# Records for this task

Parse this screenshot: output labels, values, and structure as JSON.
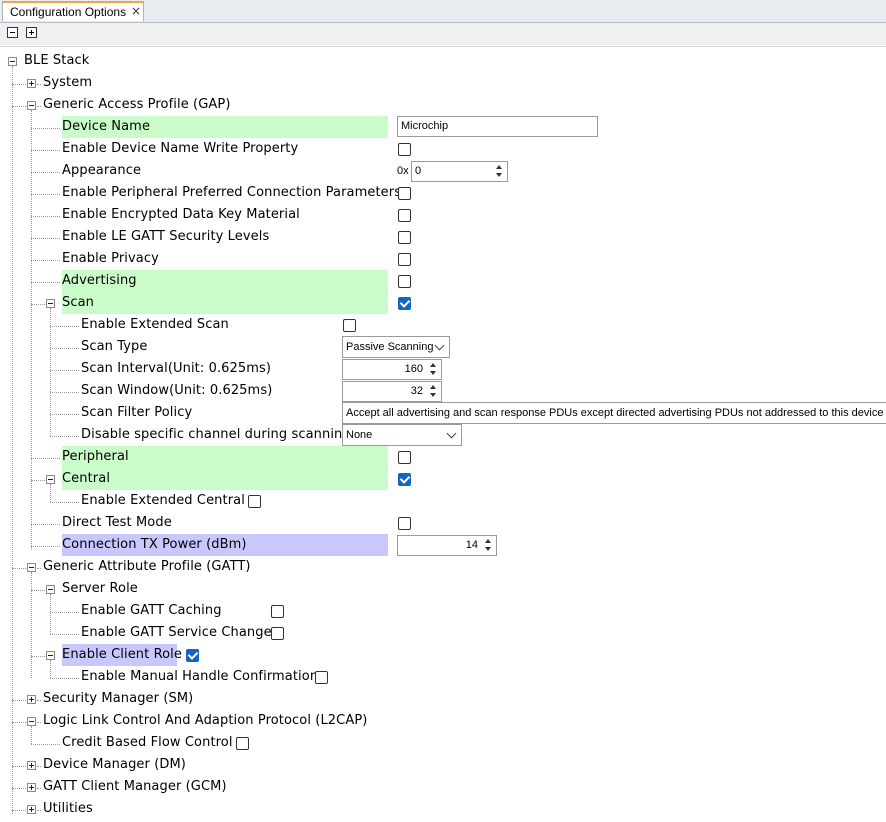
{
  "tab": {
    "title": "Configuration Options",
    "close": "×"
  },
  "tree": {
    "root": "BLE Stack",
    "system": "System",
    "gap": "Generic Access Profile (GAP)",
    "device_name": {
      "label": "Device Name",
      "value": "Microchip"
    },
    "enable_name_write": "Enable Device Name Write Property",
    "appearance": {
      "label": "Appearance",
      "prefix": "0x",
      "value": "0"
    },
    "pref_conn_params": "Enable Peripheral Preferred Connection Parameters",
    "encrypted_key": "Enable Encrypted Data Key Material",
    "gatt_security": "Enable LE GATT Security Levels",
    "privacy": "Enable Privacy",
    "advertising": "Advertising",
    "scan": "Scan",
    "ext_scan": "Enable Extended Scan",
    "scan_type": {
      "label": "Scan Type",
      "value": "Passive Scanning"
    },
    "scan_interval": {
      "label": "Scan Interval(Unit: 0.625ms)",
      "value": "160"
    },
    "scan_window": {
      "label": "Scan Window(Unit: 0.625ms)",
      "value": "32"
    },
    "scan_filter": {
      "label": "Scan Filter Policy",
      "value": "Accept all advertising and scan response PDUs except directed advertising PDUs not addressed to this device"
    },
    "disable_channel": {
      "label": "Disable specific channel during scanning",
      "value": "None"
    },
    "peripheral": "Peripheral",
    "central": "Central",
    "ext_central": "Enable Extended Central",
    "direct_test": "Direct Test Mode",
    "tx_power": {
      "label": "Connection TX Power (dBm)",
      "value": "14"
    },
    "gatt": "Generic Attribute Profile (GATT)",
    "server_role": "Server Role",
    "gatt_caching": "Enable GATT Caching",
    "gatt_service_change": "Enable GATT Service Change",
    "client_role": "Enable Client Role",
    "manual_handle": "Enable Manual Handle Confirmation",
    "sm": "Security Manager (SM)",
    "l2cap": "Logic Link Control And Adaption Protocol (L2CAP)",
    "credit_flow": "Credit Based Flow Control",
    "dm": "Device Manager (DM)",
    "gcm": "GATT Client Manager (GCM)",
    "utilities": "Utilities"
  },
  "colors": {
    "highlight_green": "#c9fcc9",
    "highlight_purple": "#c8c8ff",
    "checkbox_checked": "#1565c0"
  }
}
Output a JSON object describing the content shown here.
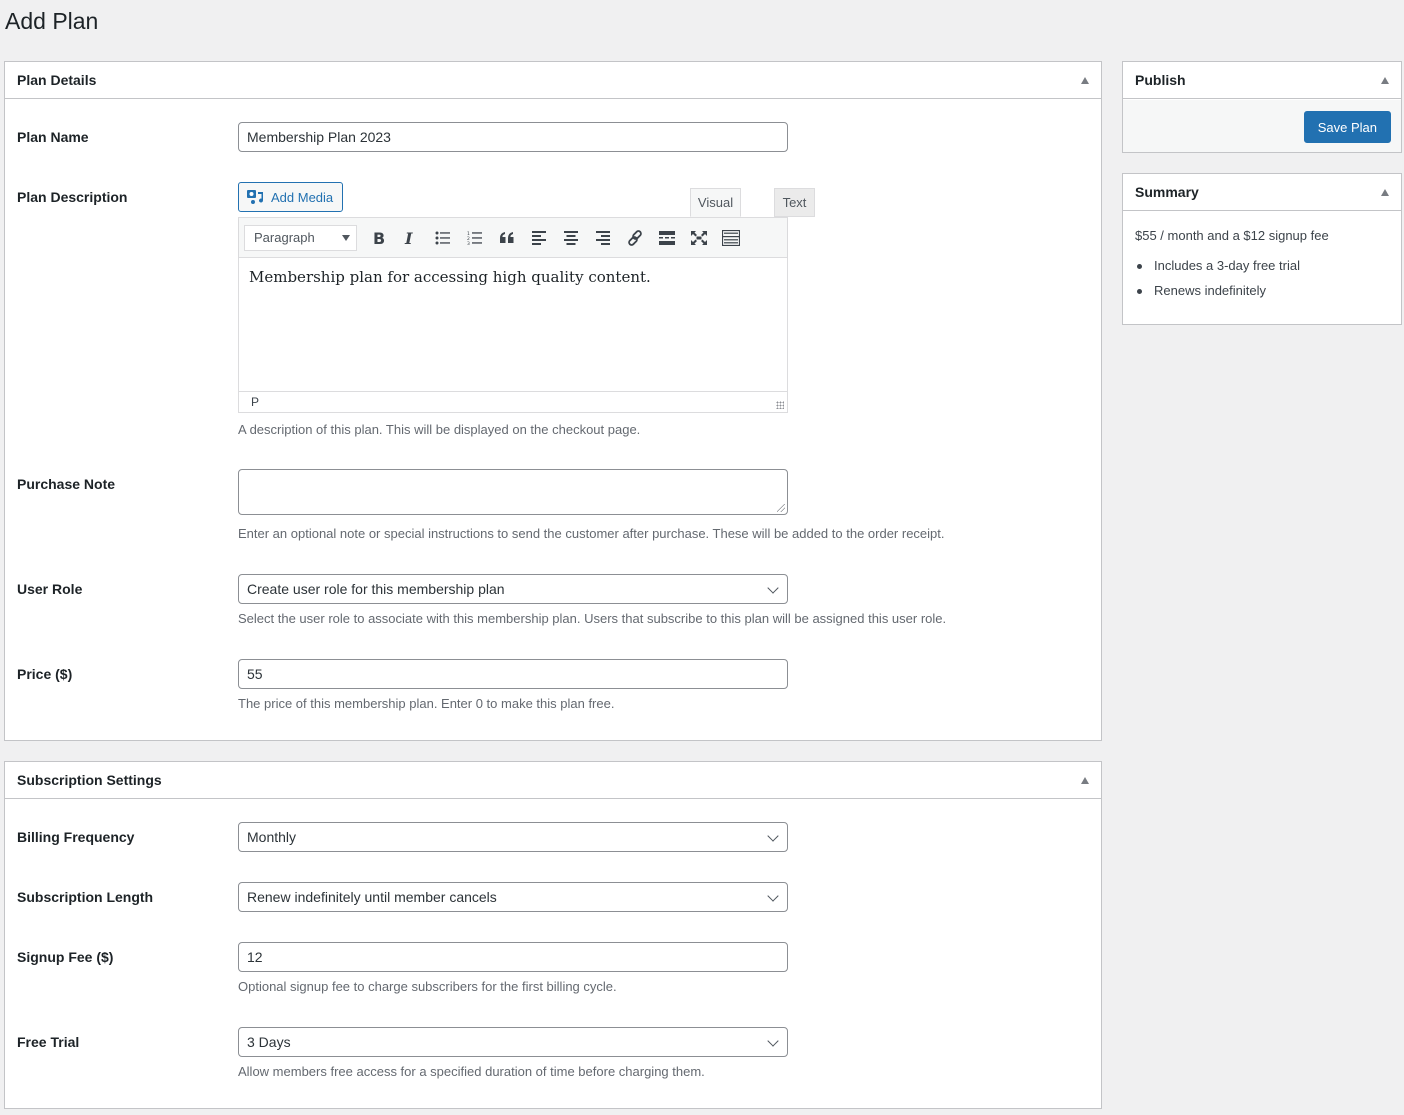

# Problem statement
Count the lines in the records above that hold the word "JSON", and give only that number.

# Worked solution
2